**Data shown:**
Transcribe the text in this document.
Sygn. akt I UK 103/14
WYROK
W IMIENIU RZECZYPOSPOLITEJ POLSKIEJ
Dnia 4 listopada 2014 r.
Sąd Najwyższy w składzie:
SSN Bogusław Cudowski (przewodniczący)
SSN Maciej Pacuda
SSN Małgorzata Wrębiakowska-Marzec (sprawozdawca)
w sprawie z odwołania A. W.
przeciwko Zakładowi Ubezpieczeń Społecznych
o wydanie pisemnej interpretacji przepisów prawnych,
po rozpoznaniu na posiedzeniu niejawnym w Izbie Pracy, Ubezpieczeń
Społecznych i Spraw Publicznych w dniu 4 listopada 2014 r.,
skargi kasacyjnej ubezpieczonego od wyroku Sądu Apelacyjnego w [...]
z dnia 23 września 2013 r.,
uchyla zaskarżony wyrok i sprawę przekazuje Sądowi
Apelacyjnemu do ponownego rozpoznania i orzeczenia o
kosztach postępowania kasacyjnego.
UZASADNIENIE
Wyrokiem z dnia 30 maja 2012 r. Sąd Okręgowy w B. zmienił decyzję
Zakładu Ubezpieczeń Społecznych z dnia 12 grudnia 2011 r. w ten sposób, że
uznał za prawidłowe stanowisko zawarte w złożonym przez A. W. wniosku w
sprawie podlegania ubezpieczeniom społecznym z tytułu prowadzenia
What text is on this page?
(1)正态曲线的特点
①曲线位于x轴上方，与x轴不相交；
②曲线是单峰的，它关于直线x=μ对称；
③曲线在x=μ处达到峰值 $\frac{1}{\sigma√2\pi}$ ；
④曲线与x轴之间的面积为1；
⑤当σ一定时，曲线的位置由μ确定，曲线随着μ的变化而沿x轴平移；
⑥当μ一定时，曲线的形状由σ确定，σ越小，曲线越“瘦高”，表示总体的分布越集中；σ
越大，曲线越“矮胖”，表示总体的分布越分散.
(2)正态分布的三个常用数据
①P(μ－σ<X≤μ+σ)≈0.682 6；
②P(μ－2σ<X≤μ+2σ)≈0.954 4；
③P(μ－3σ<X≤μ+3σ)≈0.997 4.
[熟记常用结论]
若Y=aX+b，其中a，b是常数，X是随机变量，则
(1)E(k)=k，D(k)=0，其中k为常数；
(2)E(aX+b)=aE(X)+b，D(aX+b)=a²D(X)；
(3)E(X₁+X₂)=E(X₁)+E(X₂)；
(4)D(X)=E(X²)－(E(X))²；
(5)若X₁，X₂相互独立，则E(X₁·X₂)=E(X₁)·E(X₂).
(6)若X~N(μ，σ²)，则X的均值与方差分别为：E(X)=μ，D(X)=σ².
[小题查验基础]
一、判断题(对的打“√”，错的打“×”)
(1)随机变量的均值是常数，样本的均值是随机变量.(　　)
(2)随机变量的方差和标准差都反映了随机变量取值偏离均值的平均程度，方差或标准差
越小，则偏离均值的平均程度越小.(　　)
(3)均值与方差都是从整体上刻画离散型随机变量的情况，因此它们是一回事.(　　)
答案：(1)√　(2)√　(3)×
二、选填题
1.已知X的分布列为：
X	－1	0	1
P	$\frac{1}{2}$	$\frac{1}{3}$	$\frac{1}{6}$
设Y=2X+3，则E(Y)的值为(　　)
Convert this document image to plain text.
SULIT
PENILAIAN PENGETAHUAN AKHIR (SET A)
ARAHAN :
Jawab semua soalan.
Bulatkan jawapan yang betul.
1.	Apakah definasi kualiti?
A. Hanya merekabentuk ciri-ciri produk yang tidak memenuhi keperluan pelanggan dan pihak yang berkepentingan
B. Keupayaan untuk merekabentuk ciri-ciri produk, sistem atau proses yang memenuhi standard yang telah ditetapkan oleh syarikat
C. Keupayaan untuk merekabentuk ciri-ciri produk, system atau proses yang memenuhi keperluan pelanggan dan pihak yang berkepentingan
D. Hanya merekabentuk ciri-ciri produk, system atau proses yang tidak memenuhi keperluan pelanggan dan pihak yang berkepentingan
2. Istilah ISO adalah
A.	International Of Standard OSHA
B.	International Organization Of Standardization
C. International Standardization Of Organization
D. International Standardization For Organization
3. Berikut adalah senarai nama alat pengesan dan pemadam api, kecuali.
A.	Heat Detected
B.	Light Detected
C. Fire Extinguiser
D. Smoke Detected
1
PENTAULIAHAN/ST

**What you have to do:** Copy every line of the records word for word.

**Reply:**
Transcribe the text in this document.
Sygn. akt I UK 103/14
WYROK
W IMIENIU RZECZYPOSPOLITEJ POLSKIEJ
Dnia 4 listopada 2014 r.
Sąd Najwyższy w składzie:
SSN Bogusław Cudowski (przewodniczący)
SSN Maciej Pacuda
SSN Małgorzata Wrębiakowska-Marzec (sprawozdawca)
w sprawie z odwołania A. W.
przeciwko Zakładowi Ubezpieczeń Społecznych
o wydanie pisemnej interpretacji przepisów prawnych,
po rozpoznaniu na posiedzeniu niejawnym w Izbie Pracy, Ubezpieczeń
Społecznych i Spraw Publicznych w dniu 4 listopada 2014 r.,
skargi kasacyjnej ubezpieczonego od wyroku Sądu Apelacyjnego w [...]
z dnia 23 września 2013 r.,
uchyla zaskarżony wyrok i sprawę przekazuje Sądowi
Apelacyjnemu do ponownego rozpoznania i orzeczenia o
kosztach postępowania kasacyjnego.
UZASADNIENIE
Wyrokiem z dnia 30 maja 2012 r. Sąd Okręgowy w B. zmienił decyzję
Zakładu Ubezpieczeń Społecznych z dnia 12 grudnia 2011 r. w ten sposób, że
uznał za prawidłowe stanowisko zawarte w złożonym przez A. W. wniosku w
sprawie podlegania ubezpieczeniom społecznym z tytułu prowadzenia
What text is on this page?
(1)正态曲线的特点
①曲线位于x轴上方，与x轴不相交；
②曲线是单峰的，它关于直线x=μ对称；
③曲线在x=μ处达到峰值 $\frac{1}{\sigma√2\pi}$ ；
④曲线与x轴之间的面积为1；
⑤当σ一定时，曲线的位置由μ确定，曲线随着μ的变化而沿x轴平移；
⑥当μ一定时，曲线的形状由σ确定，σ越小，曲线越“瘦高”，表示总体的分布越集中；σ
越大，曲线越“矮胖”，表示总体的分布越分散.
(2)正态分布的三个常用数据
①P(μ－σ<X≤μ+σ)≈0.682 6；
②P(μ－2σ<X≤μ+2σ)≈0.954 4；
③P(μ－3σ<X≤μ+3σ)≈0.997 4.
[熟记常用结论]
若Y=aX+b，其中a，b是常数，X是随机变量，则
(1)E(k)=k，D(k)=0，其中k为常数；
(2)E(aX+b)=aE(X)+b，D(aX+b)=a²D(X)；
(3)E(X₁+X₂)=E(X₁)+E(X₂)；
(4)D(X)=E(X²)－(E(X))²；
(5)若X₁，X₂相互独立，则E(X₁·X₂)=E(X₁)·E(X₂).
(6)若X~N(μ，σ²)，则X的均值与方差分别为：E(X)=μ，D(X)=σ².
[小题查验基础]
一、判断题(对的打“√”，错的打“×”)
(1)随机变量的均值是常数，样本的均值是随机变量.(　　)
(2)随机变量的方差和标准差都反映了随机变量取值偏离均值的平均程度，方差或标准差
越小，则偏离均值的平均程度越小.(　　)
(3)均值与方差都是从整体上刻画离散型随机变量的情况，因此它们是一回事.(　　)
答案：(1)√　(2)√　(3)×
二、选填题
1.已知X的分布列为：
X	－1	0	1
P	$\frac{1}{2}$	$\frac{1}{3}$	$\frac{1}{6}$
设Y=2X+3，则E(Y)的值为(　　)
Convert this document image to plain text.
SULIT
PENILAIAN PENGETAHUAN AKHIR (SET A)
ARAHAN :
Jawab semua soalan.
Bulatkan jawapan yang betul.
1.	Apakah definasi kualiti?
A. Hanya merekabentuk ciri-ciri produk yang tidak memenuhi keperluan pelanggan dan pihak yang berkepentingan
B. Keupayaan untuk merekabentuk ciri-ciri produk, sistem atau proses yang memenuhi standard yang telah ditetapkan oleh syarikat
C. Keupayaan untuk merekabentuk ciri-ciri produk, system atau proses yang memenuhi keperluan pelanggan dan pihak yang berkepentingan
D. Hanya merekabentuk ciri-ciri produk, system atau proses yang tidak memenuhi keperluan pelanggan dan pihak yang berkepentingan
2. Istilah ISO adalah
A.	International Of Standard OSHA
B.	International Organization Of Standardization
C. International Standardization Of Organization
D. International Standardization For Organization
3. Berikut adalah senarai nama alat pengesan dan pemadam api, kecuali.
A.	Heat Detected
B.	Light Detected
C. Fire Extinguiser
D. Smoke Detected
1
PENTAULIAHAN/ST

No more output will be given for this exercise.